## TO BE DONE
Report every line below that holds the word "JSON".

-- START PROVIDED DATA --

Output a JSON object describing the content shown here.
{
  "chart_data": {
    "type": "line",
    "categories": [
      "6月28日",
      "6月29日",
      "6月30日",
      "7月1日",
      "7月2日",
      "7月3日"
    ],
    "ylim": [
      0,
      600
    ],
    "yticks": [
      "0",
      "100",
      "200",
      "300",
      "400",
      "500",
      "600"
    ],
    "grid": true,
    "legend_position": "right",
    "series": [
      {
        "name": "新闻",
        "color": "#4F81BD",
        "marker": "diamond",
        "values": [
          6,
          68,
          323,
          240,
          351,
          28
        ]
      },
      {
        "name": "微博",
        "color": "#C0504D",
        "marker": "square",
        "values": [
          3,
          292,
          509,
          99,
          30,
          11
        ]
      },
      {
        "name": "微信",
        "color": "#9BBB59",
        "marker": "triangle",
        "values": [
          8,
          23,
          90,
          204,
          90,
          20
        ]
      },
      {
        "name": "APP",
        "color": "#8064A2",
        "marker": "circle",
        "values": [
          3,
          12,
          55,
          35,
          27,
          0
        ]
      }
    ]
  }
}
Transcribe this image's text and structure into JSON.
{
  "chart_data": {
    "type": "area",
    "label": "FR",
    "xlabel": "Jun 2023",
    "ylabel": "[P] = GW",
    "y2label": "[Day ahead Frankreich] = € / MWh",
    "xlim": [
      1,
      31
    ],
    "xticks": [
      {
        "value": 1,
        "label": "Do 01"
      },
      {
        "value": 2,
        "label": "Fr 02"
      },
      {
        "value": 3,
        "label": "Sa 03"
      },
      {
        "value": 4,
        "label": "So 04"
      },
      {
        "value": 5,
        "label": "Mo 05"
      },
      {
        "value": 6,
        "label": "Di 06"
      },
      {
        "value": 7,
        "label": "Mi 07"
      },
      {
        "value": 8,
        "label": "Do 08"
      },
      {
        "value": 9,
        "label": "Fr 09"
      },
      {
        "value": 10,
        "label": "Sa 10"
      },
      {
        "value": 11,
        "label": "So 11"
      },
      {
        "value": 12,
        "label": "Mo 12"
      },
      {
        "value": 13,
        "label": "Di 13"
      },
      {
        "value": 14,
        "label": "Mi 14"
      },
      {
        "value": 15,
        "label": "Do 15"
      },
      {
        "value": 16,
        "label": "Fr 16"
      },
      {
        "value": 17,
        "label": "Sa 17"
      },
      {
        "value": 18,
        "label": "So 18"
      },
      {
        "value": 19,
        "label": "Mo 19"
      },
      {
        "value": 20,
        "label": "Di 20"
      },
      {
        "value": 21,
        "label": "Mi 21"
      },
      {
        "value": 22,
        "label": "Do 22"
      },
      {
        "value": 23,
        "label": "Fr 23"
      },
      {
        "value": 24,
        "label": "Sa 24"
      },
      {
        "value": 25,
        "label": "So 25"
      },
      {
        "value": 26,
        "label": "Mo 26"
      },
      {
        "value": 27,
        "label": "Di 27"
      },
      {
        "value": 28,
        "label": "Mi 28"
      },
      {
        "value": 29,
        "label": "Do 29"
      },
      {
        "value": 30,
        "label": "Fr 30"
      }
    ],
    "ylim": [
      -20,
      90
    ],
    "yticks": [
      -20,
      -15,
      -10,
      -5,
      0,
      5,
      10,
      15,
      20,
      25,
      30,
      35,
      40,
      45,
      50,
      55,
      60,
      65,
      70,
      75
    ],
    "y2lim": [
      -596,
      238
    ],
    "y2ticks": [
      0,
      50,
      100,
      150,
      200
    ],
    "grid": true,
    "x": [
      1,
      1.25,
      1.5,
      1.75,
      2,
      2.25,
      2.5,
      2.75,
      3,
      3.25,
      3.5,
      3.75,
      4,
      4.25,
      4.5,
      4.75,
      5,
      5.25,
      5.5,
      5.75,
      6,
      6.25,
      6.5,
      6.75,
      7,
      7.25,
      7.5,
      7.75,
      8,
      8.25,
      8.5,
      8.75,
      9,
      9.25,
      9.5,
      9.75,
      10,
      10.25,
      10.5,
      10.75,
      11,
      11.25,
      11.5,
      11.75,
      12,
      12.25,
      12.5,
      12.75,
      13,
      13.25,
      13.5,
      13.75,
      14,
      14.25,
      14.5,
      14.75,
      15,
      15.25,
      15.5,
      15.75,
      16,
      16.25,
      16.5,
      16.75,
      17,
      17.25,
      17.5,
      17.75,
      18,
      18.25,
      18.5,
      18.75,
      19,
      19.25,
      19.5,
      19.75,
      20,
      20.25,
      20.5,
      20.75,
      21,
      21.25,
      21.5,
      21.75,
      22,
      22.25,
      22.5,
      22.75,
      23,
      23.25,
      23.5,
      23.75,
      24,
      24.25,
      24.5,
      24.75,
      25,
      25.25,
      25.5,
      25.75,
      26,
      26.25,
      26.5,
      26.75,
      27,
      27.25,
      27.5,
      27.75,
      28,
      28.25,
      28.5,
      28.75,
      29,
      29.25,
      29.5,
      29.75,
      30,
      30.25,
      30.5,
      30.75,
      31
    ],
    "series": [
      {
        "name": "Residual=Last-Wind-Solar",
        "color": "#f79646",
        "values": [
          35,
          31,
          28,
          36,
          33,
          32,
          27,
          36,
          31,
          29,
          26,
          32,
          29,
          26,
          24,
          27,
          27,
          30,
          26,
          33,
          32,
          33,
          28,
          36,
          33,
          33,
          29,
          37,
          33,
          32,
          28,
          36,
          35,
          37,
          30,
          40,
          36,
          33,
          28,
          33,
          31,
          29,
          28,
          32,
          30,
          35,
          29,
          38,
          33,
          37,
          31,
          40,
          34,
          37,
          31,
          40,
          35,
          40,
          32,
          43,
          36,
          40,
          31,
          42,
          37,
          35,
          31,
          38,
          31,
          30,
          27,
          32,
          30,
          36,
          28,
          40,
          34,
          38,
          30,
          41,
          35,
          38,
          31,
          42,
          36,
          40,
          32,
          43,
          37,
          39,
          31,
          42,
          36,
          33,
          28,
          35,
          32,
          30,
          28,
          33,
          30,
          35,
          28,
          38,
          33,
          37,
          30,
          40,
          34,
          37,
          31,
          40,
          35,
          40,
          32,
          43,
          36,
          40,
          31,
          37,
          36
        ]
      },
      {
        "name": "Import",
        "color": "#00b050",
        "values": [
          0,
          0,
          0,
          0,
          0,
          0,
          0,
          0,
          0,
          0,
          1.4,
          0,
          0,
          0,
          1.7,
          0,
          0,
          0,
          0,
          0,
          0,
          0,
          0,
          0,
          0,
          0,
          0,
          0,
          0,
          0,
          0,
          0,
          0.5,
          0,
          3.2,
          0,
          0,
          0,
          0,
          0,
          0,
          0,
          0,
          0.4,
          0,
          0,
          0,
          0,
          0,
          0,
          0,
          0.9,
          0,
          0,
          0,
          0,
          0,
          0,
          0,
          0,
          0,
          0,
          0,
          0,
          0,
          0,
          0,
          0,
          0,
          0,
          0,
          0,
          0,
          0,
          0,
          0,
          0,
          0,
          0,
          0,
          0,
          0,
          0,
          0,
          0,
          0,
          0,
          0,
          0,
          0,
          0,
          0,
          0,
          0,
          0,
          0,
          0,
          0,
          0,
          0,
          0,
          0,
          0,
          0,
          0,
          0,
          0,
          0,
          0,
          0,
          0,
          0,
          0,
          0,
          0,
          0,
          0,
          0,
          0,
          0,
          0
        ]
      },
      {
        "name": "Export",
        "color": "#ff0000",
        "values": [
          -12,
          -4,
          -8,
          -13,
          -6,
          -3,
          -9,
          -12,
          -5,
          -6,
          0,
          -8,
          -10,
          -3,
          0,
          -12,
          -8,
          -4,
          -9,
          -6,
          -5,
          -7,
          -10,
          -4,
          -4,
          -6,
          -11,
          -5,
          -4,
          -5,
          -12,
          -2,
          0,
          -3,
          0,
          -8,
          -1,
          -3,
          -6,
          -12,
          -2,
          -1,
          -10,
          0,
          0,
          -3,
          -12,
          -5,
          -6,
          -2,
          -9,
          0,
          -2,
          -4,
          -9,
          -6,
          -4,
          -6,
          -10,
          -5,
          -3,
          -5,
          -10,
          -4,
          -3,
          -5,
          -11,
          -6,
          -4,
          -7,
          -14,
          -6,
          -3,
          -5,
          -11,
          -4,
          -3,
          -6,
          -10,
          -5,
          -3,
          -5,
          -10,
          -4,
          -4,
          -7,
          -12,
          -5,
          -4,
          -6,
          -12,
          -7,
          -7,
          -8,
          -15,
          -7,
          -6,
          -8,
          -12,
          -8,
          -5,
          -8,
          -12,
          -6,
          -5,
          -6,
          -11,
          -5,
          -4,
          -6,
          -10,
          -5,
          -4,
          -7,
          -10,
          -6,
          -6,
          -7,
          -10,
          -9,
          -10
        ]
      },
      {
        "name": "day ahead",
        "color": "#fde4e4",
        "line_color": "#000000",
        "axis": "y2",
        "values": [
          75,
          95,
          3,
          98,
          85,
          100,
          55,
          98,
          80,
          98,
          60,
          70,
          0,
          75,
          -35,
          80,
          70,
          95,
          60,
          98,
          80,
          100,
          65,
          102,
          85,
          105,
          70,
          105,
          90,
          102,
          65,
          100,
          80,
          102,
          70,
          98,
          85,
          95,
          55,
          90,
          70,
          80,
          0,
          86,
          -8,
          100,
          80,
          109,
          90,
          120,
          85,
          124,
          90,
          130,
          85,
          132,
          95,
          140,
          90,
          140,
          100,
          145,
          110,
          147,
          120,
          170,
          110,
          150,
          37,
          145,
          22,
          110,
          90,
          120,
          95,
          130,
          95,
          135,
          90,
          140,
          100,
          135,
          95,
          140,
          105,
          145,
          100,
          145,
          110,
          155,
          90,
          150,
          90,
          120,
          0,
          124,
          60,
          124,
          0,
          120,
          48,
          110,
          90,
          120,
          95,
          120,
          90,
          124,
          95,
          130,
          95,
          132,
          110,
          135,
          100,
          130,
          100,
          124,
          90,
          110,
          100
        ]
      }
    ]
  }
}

-- END PROVIDED DATA --

## OUTPUT FOR THIS TASK
Output a JSON object describing the content shown here.
Transcribe this image's text and structure into JSON.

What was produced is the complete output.